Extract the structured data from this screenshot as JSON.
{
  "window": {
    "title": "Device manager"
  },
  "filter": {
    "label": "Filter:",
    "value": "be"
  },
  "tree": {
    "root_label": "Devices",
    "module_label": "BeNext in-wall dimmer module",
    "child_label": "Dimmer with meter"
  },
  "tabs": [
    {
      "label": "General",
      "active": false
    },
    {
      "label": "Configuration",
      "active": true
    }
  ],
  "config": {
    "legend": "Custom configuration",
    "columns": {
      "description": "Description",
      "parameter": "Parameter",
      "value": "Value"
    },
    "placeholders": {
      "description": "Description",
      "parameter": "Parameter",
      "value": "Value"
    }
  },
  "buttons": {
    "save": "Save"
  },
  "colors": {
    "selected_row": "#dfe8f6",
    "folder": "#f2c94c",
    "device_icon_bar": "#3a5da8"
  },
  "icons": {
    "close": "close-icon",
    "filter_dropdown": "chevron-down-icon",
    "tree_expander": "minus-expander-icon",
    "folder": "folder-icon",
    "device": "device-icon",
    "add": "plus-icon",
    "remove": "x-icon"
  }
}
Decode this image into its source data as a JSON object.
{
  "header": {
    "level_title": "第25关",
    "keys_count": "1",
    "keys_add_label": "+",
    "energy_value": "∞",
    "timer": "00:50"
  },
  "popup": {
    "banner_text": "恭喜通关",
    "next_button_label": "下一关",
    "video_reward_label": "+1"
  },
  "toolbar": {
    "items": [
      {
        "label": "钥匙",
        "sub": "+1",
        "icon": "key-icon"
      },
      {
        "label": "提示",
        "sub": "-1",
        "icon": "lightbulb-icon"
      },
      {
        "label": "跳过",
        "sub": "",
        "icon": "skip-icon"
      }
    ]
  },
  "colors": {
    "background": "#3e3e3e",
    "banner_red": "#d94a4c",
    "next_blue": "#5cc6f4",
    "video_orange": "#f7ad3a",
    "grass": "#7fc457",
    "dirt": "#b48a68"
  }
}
☆ ☆ ☆ ☆ ☆
■ Aim of the exercise
Reproduce the listing in full. Keep it exactly as written.

■ Finished answer
Extract the structured data from this screenshot as JSON.
{
  "window": {
    "title": "Device manager"
  },
  "filter": {
    "label": "Filter:",
    "value": "be"
  },
  "tree": {
    "root_label": "Devices",
    "module_label": "BeNext in-wall dimmer module",
    "child_label": "Dimmer with meter"
  },
  "tabs": [
    {
      "label": "General",
      "active": false
    },
    {
      "label": "Configuration",
      "active": true
    }
  ],
  "config": {
    "legend": "Custom configuration",
    "columns": {
      "description": "Description",
      "parameter": "Parameter",
      "value": "Value"
    },
    "placeholders": {
      "description": "Description",
      "parameter": "Parameter",
      "value": "Value"
    }
  },
  "buttons": {
    "save": "Save"
  },
  "colors": {
    "selected_row": "#dfe8f6",
    "folder": "#f2c94c",
    "device_icon_bar": "#3a5da8"
  },
  "icons": {
    "close": "close-icon",
    "filter_dropdown": "chevron-down-icon",
    "tree_expander": "minus-expander-icon",
    "folder": "folder-icon",
    "device": "device-icon",
    "add": "plus-icon",
    "remove": "x-icon"
  }
}
Decode this image into its source data as a JSON object.
{
  "header": {
    "level_title": "第25关",
    "keys_count": "1",
    "keys_add_label": "+",
    "energy_value": "∞",
    "timer": "00:50"
  },
  "popup": {
    "banner_text": "恭喜通关",
    "next_button_label": "下一关",
    "video_reward_label": "+1"
  },
  "toolbar": {
    "items": [
      {
        "label": "钥匙",
        "sub": "+1",
        "icon": "key-icon"
      },
      {
        "label": "提示",
        "sub": "-1",
        "icon": "lightbulb-icon"
      },
      {
        "label": "跳过",
        "sub": "",
        "icon": "skip-icon"
      }
    ]
  },
  "colors": {
    "background": "#3e3e3e",
    "banner_red": "#d94a4c",
    "next_blue": "#5cc6f4",
    "video_orange": "#f7ad3a",
    "grass": "#7fc457",
    "dirt": "#b48a68"
  }
}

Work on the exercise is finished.